=== Stored records ===
--------

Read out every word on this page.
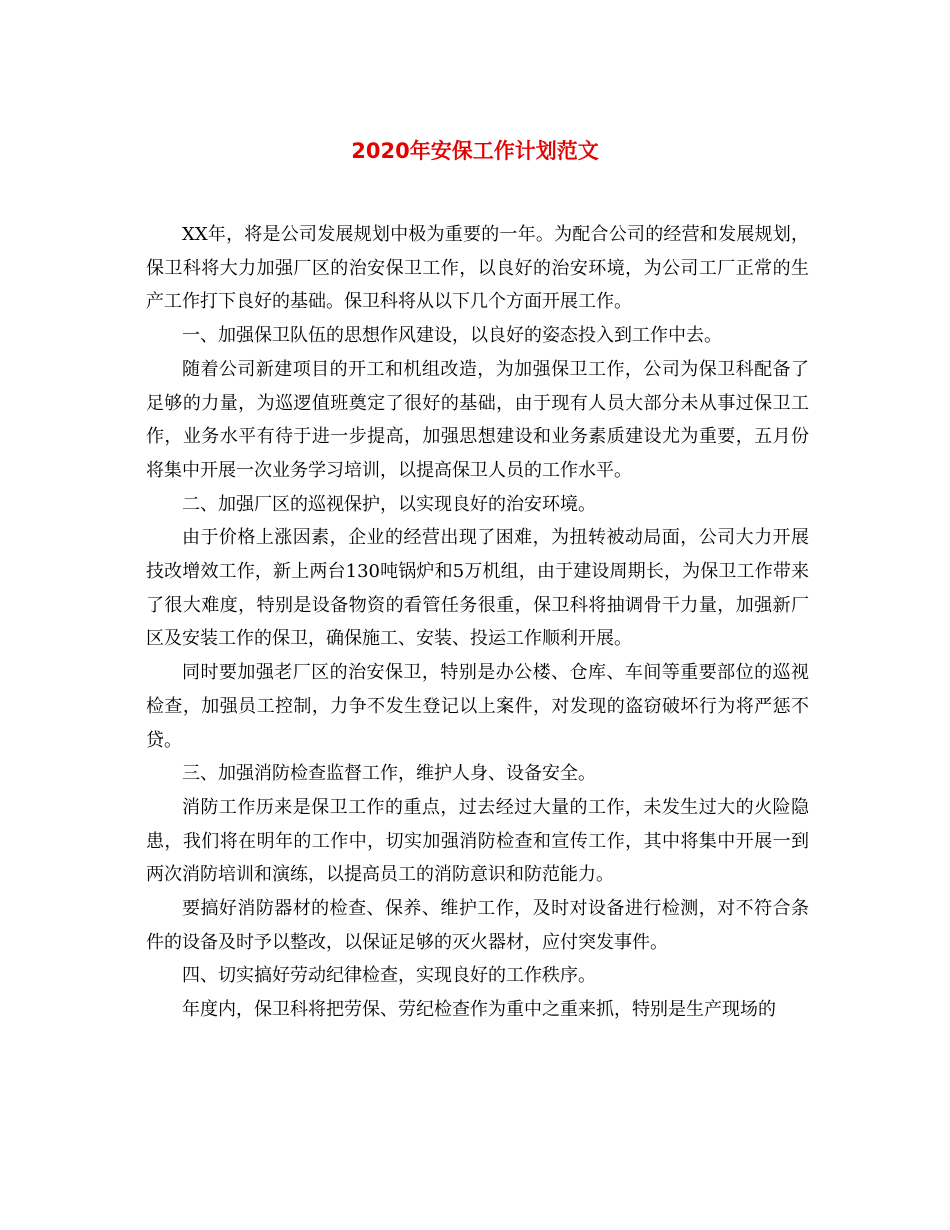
2020年安保工作计划范文

XX年，将是公司发展规划中极为重要的一年。为配合公司的经营和发展规划，保卫科将大力加强厂区的治安保卫工作，以良好的治安环境，为公司工厂正常的生产工作打下良好的基础。保卫科将从以下几个方面开展工作。

一、加强保卫队伍的思想作风建设，以良好的姿态投入到工作中去。

随着公司新建项目的开工和机组改造，为加强保卫工作，公司为保卫科配备了足够的力量，为巡逻值班奠定了很好的基础，由于现有人员大部分未从事过保卫工作，业务水平有待于进一步提高，加强思想建设和业务素质建设尤为重要，五月份将集中开展一次业务学习培训，以提高保卫人员的工作水平。

二、加强厂区的巡视保护，以实现良好的治安环境。

由于价格上涨因素，企业的经营出现了困难，为扭转被动局面，公司大力开展技改增效工作，新上两台130吨锅炉和5万机组，由于建设周期长，为保卫工作带来了很大难度，特别是设备物资的看管任务很重，保卫科将抽调骨干力量，加强新厂区及安装工作的保卫，确保施工、安装、投运工作顺利开展。

同时要加强老厂区的治安保卫，特别是办公楼、仓库、车间等重要部位的巡视检查，加强员工控制，力争不发生登记以上案件，对发现的盗窃破坏行为将严惩不贷。

三、加强消防检查监督工作，维护人身、设备安全。

消防工作历来是保卫工作的重点，过去经过大量的工作，未发生过大的火险隐患，我们将在明年的工作中，切实加强消防检查和宣传工作，其中将集中开展一到两次消防培训和演练，以提高员工的消防意识和防范能力。

要搞好消防器材的检查、保养、维护工作，及时对设备进行检测，对不符合条件的设备及时予以整改，以保证足够的灭火器材，应付突发事件。

四、切实搞好劳动纪律检查，实现良好的工作秩序。

年度内，保卫科将把劳保、劳纪检查作为重中之重来抓，特别是生产现场的
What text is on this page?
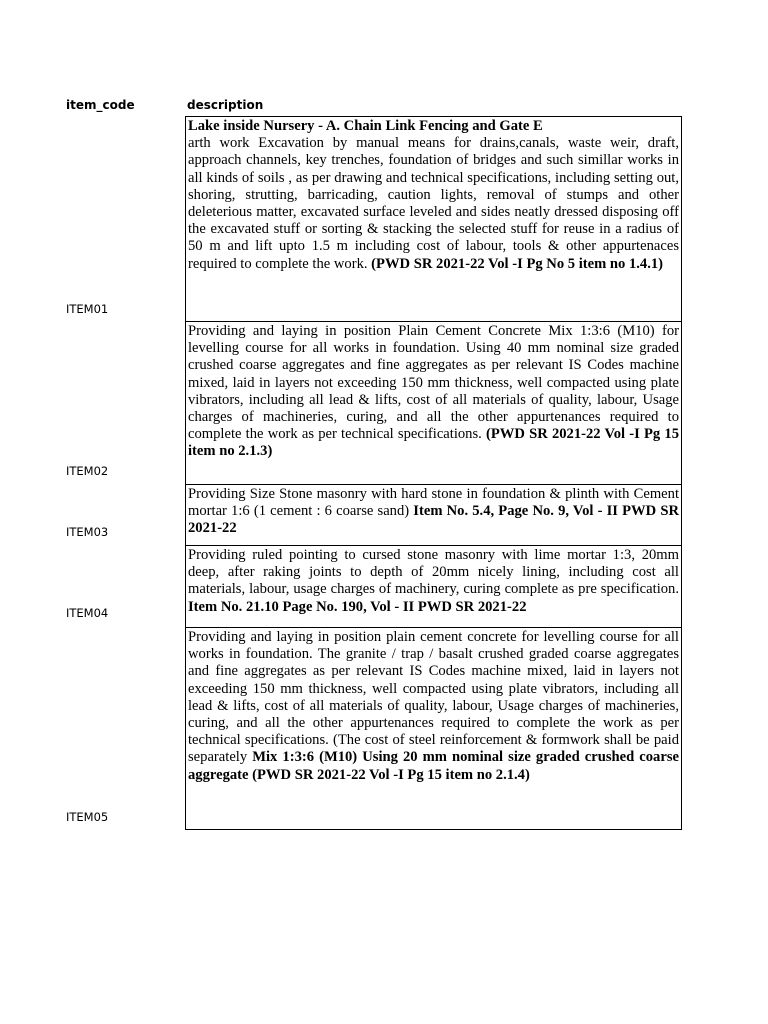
item_code	description
ITEM01
ITEM02
ITEM03
ITEM04
ITEM05
Lake inside Nursery - A. Chain Link Fencing and Gate E
arth work Excavation by manual means for drains,canals, waste weir, draft, approach channels, key trenches, foundation of bridges and such simillar works in all kinds of soils , as per drawing and technical specifications, including setting out, shoring, strutting, barricading, caution lights, removal of stumps and other deleterious matter, excavated surface leveled and sides neatly dressed disposing off the excavated stuff or sorting & stacking the selected stuff for reuse in a radius of 50 m and lift upto 1.5 m including cost of labour, tools & other appurtenaces required to complete the work. (PWD SR 2021-22 Vol -I Pg No 5 item no 1.4.1)
Providing and laying in position Plain Cement Concrete Mix 1:3:6 (M10) for levelling course for all works in foundation. Using 40 mm nominal size graded crushed coarse aggregates and fine aggregates as per relevant IS Codes machine mixed, laid in layers not exceeding 150 mm thickness, well compacted using plate vibrators, including all lead & lifts, cost of all materials of quality, labour, Usage charges of machineries, curing, and all the other appurtenances required to complete the work as per technical specifications. (PWD SR 2021-22 Vol -I Pg 15 item no 2.1.3)
Providing Size Stone masonry with hard stone in foundation & plinth with Cement mortar 1:6 (1 cement : 6 coarse sand) Item No. 5.4, Page No. 9, Vol - II PWD SR 2021-22
Providing ruled pointing to cursed stone masonry with lime mortar 1:3, 20mm deep, after raking joints to depth of 20mm nicely lining, including cost all materials, labour, usage charges of machinery, curing complete as pre specification. Item No. 21.10 Page No. 190, Vol - II PWD SR 2021-22
Providing and laying in position plain cement concrete for levelling course for all works in foundation. The granite / trap / basalt crushed graded coarse aggregates and fine aggregates as per relevant IS Codes machine mixed, laid in layers not exceeding 150 mm thickness, well compacted using plate vibrators, including all lead & lifts, cost of all materials of quality, labour, Usage charges of machineries, curing, and all the other appurtenances required to complete the work as per technical specifications. (The cost of steel reinforcement & formwork shall be paid separately Mix 1:3:6 (M10) Using 20 mm nominal size graded crushed coarse aggregate (PWD SR 2021-22 Vol -I Pg 15 item no 2.1.4)
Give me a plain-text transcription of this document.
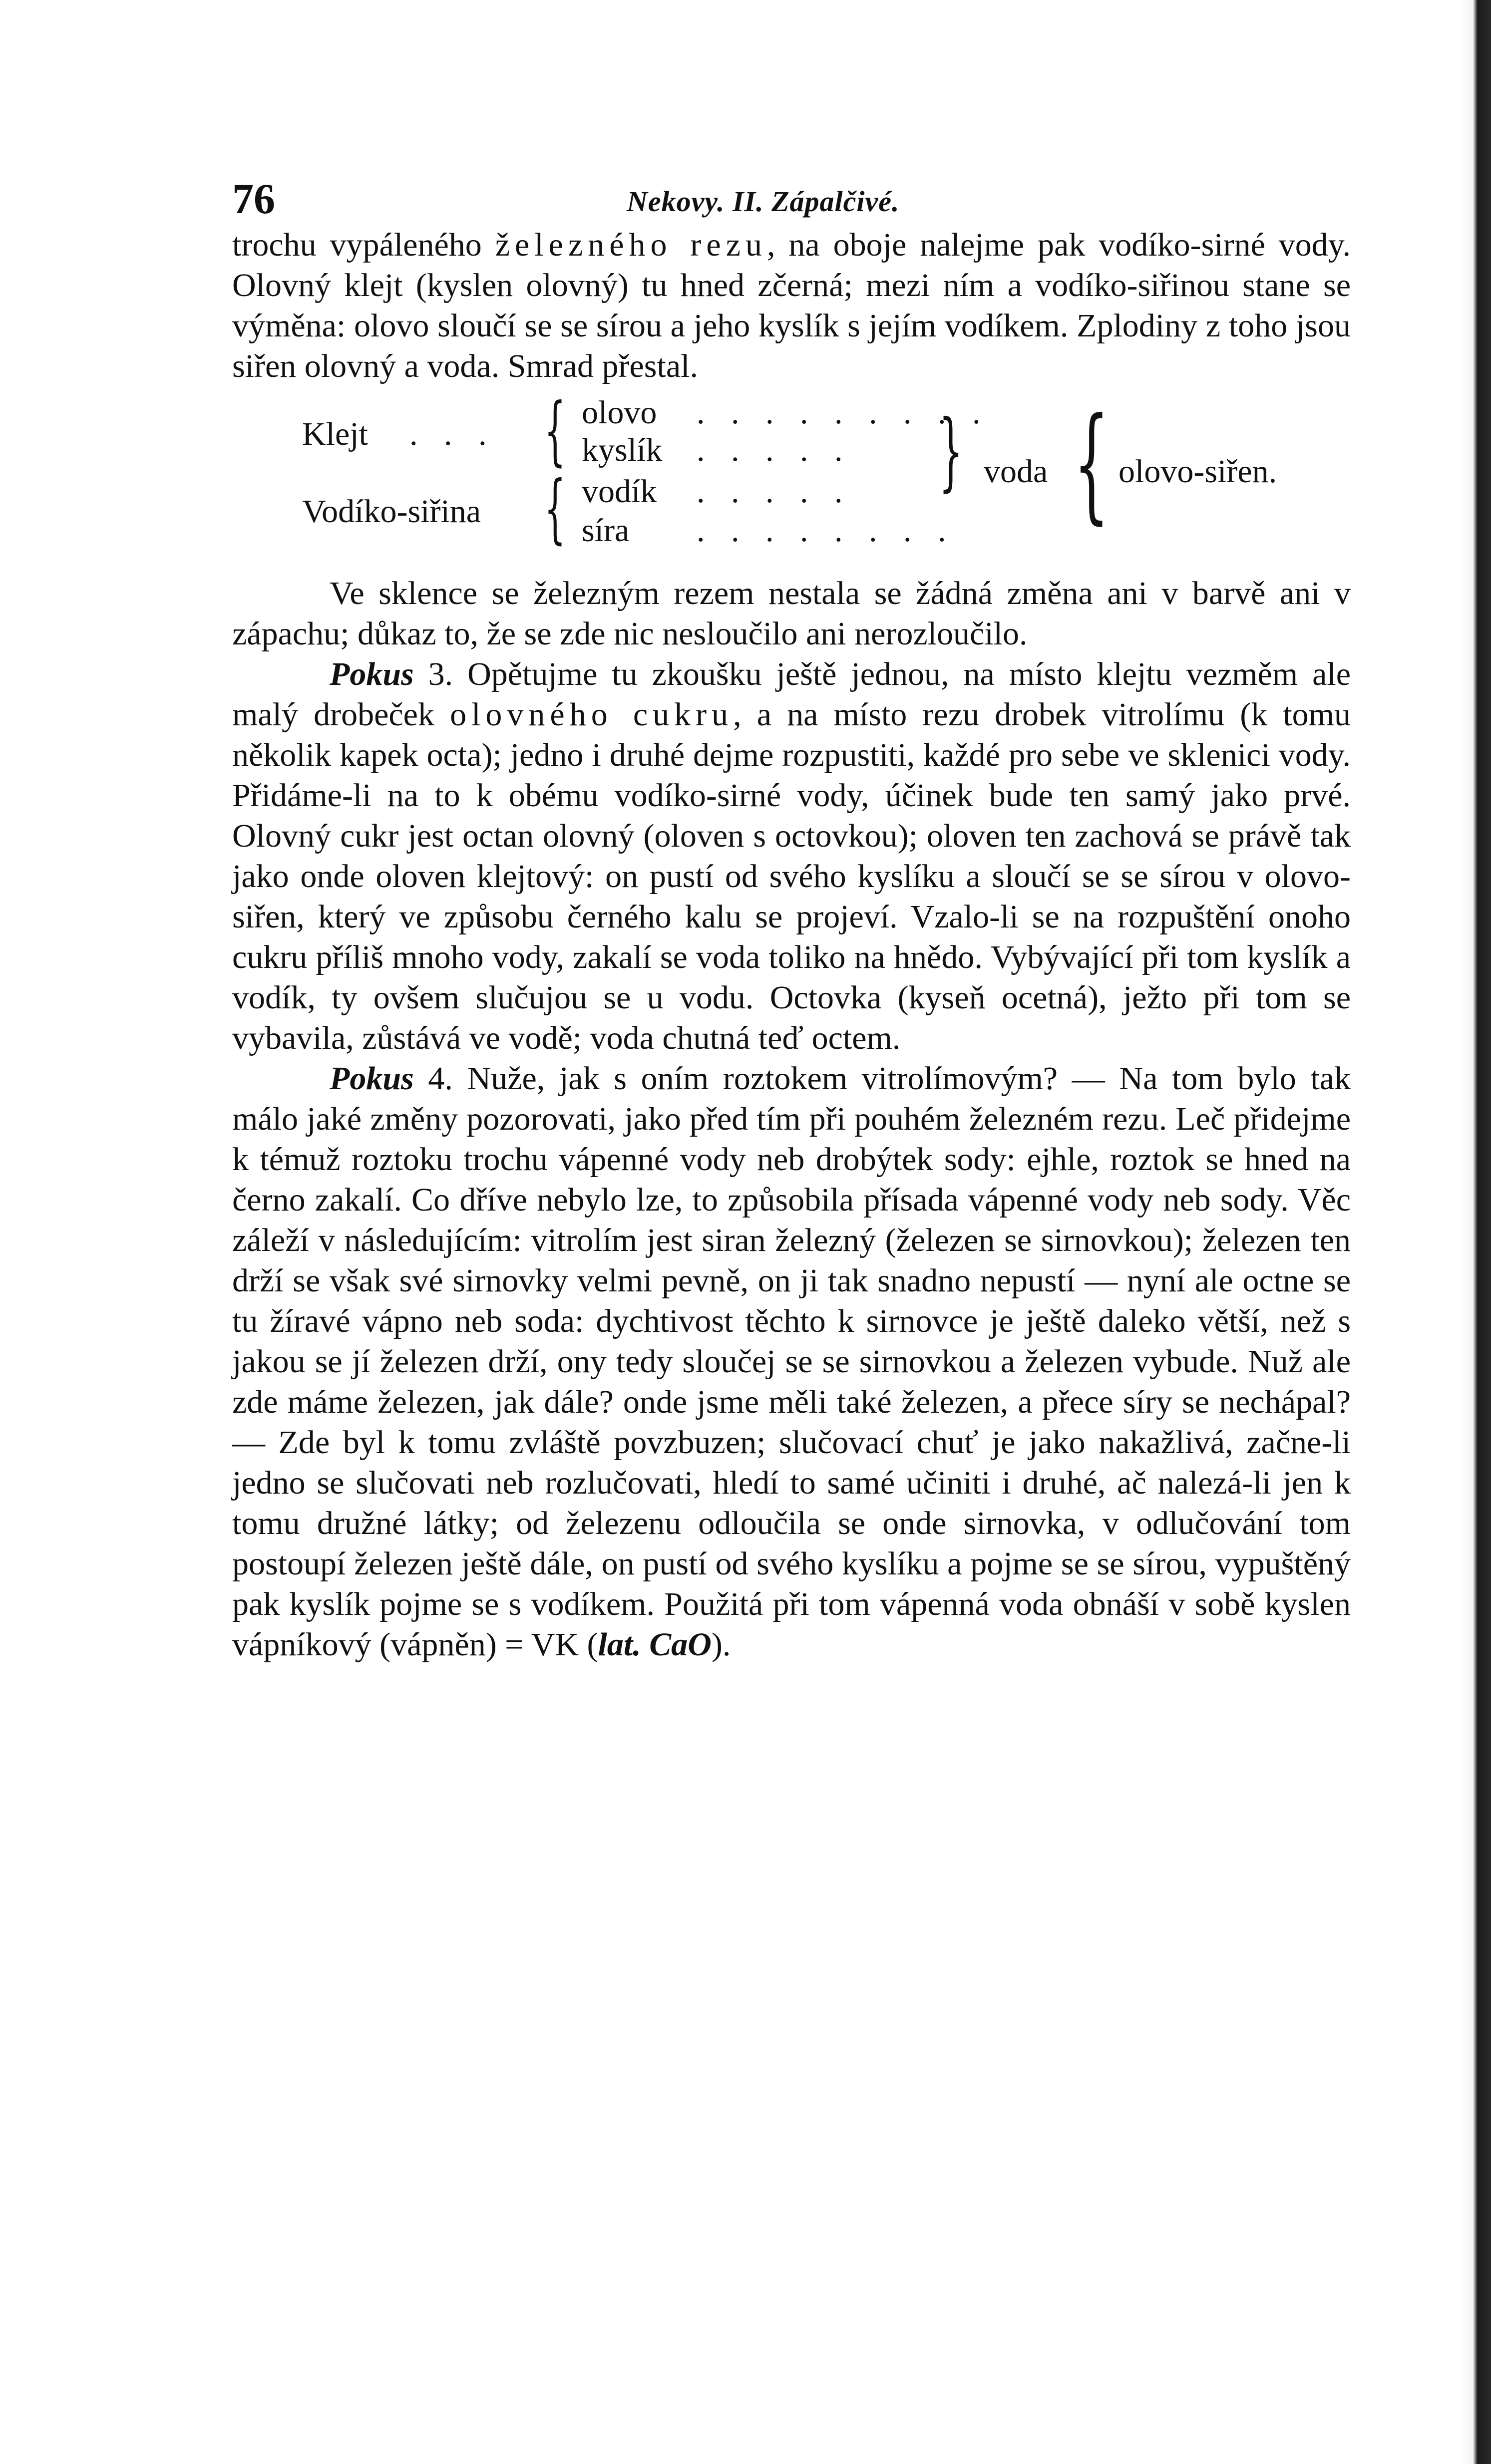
76	Nekovy. II. Zápalčivé.

trochu vypáleného železného rezu, na oboje nalejme pak vodíko-sirné vody. Olovný klejt (kyslen olovný) tu hned zčerná; mezi ním a vodíko-siřinou stane se výměna: olovo sloučí se se sírou a jeho kyslík s jejím vodíkem. Zplodiny z toho jsou siřen olovný a voda. Smrad přestal.

Klejt . . .
Vodíko-siřina
{
{
olovo . . . . . . . . .
kyslík . . . . .
vodík . . . . .
síra . . . . . . . .
} voda { olovo-siřen.

Ve sklence se železným rezem nestala se žádná změna ani v barvě ani v zápachu; důkaz to, že se zde nic nesloučilo ani nerozloučilo.

Pokus 3. Opětujme tu zkoušku ještě jednou, na místo klejtu vezměm ale malý drobeček olovného cukru, a na místo rezu drobek vitrolímu (k tomu několik kapek octa); jedno i druhé dejme rozpustiti, každé pro sebe ve sklenici vody. Přidáme-li na to k obému vodíko-sirné vody, účinek bude ten samý jako prvé. Olovný cukr jest octan olovný (oloven s octovkou); oloven ten zachová se právě tak jako onde oloven klejtový: on pustí od svého kyslíku a sloučí se se sírou v olovo-siřen, který ve způsobu černého kalu se projeví. Vzalo-li se na rozpuštění onoho cukru příliš mnoho vody, zakalí se voda toliko na hnědo. Vybývající při tom kyslík a vodík, ty ovšem slučujou se u vodu. Octovka (kyseň ocetná), ježto při tom se vybavila, zůstává ve vodě; voda chutná teď octem.

Pokus 4. Nuže, jak s oním roztokem vitrolímovým? — Na tom bylo tak málo jaké změny pozorovati, jako před tím při pouhém železném rezu. Leč přidejme k témuž roztoku trochu vápenné vody neb drobýtek sody: ejhle, roztok se hned na černo zakalí. Co dříve nebylo lze, to způsobila přísada vápenné vody neb sody. Věc záleží v následujícím: vitrolím jest siran železný (železen se sirnovkou); železen ten drží se však své sirnovky velmi pevně, on ji tak snadno nepustí — nyní ale octne se tu žíravé vápno neb soda: dychtivost těchto k sirnovce je ještě daleko větší, než s jakou se jí železen drží, ony tedy sloučej se se sirnovkou a železen vybude. Nuž ale zde máme železen, jak dále? onde jsme měli také železen, a přece síry se nechápal? — Zde byl k tomu zvláště povzbuzen; slučovací chuť je jako nakažlivá, začne-li jedno se slučovati neb rozlučovati, hledí to samé učiniti i druhé, ač nalezá-li jen k tomu družné látky; od železenu odloučila se onde sirnovka, v odlučování tom postoupí železen ještě dále, on pustí od svého kyslíku a pojme se se sírou, vypuštěný pak kyslík pojme se s vodíkem. Použitá při tom vápenná voda obnáší v sobě kyslen vápníkový (vápněn) = VK (lat. CaO).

--------

What is the number of lines in the listing that include the word "this"? Give that number and nothing else.

3